- [Requirement]
Set down each record exactly as written.

- [Data provided]
'''

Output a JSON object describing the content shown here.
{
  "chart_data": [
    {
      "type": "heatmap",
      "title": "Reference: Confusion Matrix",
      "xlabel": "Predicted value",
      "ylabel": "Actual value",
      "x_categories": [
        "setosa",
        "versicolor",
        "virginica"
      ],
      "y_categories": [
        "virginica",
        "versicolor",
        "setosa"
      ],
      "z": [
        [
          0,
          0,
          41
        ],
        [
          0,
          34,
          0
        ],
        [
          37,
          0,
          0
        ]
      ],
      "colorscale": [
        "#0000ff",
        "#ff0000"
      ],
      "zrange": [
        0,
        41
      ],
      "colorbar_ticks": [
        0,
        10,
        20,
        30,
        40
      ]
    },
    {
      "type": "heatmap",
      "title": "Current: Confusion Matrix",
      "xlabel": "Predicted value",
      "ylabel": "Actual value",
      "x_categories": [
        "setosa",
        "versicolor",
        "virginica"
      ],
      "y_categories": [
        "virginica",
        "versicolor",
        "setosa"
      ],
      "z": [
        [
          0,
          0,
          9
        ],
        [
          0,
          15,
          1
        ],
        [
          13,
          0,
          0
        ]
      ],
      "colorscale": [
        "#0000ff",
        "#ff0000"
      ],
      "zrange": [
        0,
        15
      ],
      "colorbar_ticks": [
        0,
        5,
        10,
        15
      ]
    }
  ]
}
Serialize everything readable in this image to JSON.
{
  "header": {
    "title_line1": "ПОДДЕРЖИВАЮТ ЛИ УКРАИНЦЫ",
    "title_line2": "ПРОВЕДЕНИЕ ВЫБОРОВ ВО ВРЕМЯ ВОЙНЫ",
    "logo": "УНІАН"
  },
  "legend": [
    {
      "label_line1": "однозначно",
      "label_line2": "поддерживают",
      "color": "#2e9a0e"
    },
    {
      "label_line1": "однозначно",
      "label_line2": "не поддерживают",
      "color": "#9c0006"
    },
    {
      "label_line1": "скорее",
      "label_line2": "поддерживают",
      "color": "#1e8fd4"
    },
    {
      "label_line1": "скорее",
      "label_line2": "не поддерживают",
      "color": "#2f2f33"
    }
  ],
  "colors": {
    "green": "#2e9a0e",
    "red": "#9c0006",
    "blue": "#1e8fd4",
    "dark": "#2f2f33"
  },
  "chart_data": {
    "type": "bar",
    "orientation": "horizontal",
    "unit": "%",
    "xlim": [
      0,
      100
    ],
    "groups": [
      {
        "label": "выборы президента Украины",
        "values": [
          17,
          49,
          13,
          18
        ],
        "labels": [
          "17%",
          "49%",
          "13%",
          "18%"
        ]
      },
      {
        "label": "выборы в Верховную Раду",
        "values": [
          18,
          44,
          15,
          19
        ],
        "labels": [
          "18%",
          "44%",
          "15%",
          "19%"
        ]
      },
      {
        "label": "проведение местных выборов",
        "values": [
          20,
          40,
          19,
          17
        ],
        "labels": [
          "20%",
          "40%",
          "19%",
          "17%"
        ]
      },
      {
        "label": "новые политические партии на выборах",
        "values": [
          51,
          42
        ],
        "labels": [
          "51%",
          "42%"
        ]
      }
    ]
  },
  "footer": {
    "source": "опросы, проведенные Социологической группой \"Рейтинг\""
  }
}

'''

- [Answer to this problem]
Output a JSON object describing the content shown here.
{
  "chart_data": [
    {
      "type": "heatmap",
      "title": "Reference: Confusion Matrix",
      "xlabel": "Predicted value",
      "ylabel": "Actual value",
      "x_categories": [
        "setosa",
        "versicolor",
        "virginica"
      ],
      "y_categories": [
        "virginica",
        "versicolor",
        "setosa"
      ],
      "z": [
        [
          0,
          0,
          41
        ],
        [
          0,
          34,
          0
        ],
        [
          37,
          0,
          0
        ]
      ],
      "colorscale": [
        "#0000ff",
        "#ff0000"
      ],
      "zrange": [
        0,
        41
      ],
      "colorbar_ticks": [
        0,
        10,
        20,
        30,
        40
      ]
    },
    {
      "type": "heatmap",
      "title": "Current: Confusion Matrix",
      "xlabel": "Predicted value",
      "ylabel": "Actual value",
      "x_categories": [
        "setosa",
        "versicolor",
        "virginica"
      ],
      "y_categories": [
        "virginica",
        "versicolor",
        "setosa"
      ],
      "z": [
        [
          0,
          0,
          9
        ],
        [
          0,
          15,
          1
        ],
        [
          13,
          0,
          0
        ]
      ],
      "colorscale": [
        "#0000ff",
        "#ff0000"
      ],
      "zrange": [
        0,
        15
      ],
      "colorbar_ticks": [
        0,
        5,
        10,
        15
      ]
    }
  ]
}
Serialize everything readable in this image to JSON.
{
  "header": {
    "title_line1": "ПОДДЕРЖИВАЮТ ЛИ УКРАИНЦЫ",
    "title_line2": "ПРОВЕДЕНИЕ ВЫБОРОВ ВО ВРЕМЯ ВОЙНЫ",
    "logo": "УНІАН"
  },
  "legend": [
    {
      "label_line1": "однозначно",
      "label_line2": "поддерживают",
      "color": "#2e9a0e"
    },
    {
      "label_line1": "однозначно",
      "label_line2": "не поддерживают",
      "color": "#9c0006"
    },
    {
      "label_line1": "скорее",
      "label_line2": "поддерживают",
      "color": "#1e8fd4"
    },
    {
      "label_line1": "скорее",
      "label_line2": "не поддерживают",
      "color": "#2f2f33"
    }
  ],
  "colors": {
    "green": "#2e9a0e",
    "red": "#9c0006",
    "blue": "#1e8fd4",
    "dark": "#2f2f33"
  },
  "chart_data": {
    "type": "bar",
    "orientation": "horizontal",
    "unit": "%",
    "xlim": [
      0,
      100
    ],
    "groups": [
      {
        "label": "выборы президента Украины",
        "values": [
          17,
          49,
          13,
          18
        ],
        "labels": [
          "17%",
          "49%",
          "13%",
          "18%"
        ]
      },
      {
        "label": "выборы в Верховную Раду",
        "values": [
          18,
          44,
          15,
          19
        ],
        "labels": [
          "18%",
          "44%",
          "15%",
          "19%"
        ]
      },
      {
        "label": "проведение местных выборов",
        "values": [
          20,
          40,
          19,
          17
        ],
        "labels": [
          "20%",
          "40%",
          "19%",
          "17%"
        ]
      },
      {
        "label": "новые политические партии на выборах",
        "values": [
          51,
          42
        ],
        "labels": [
          "51%",
          "42%"
        ]
      }
    ]
  },
  "footer": {
    "source": "опросы, проведенные Социологической группой \"Рейтинг\""
  }
}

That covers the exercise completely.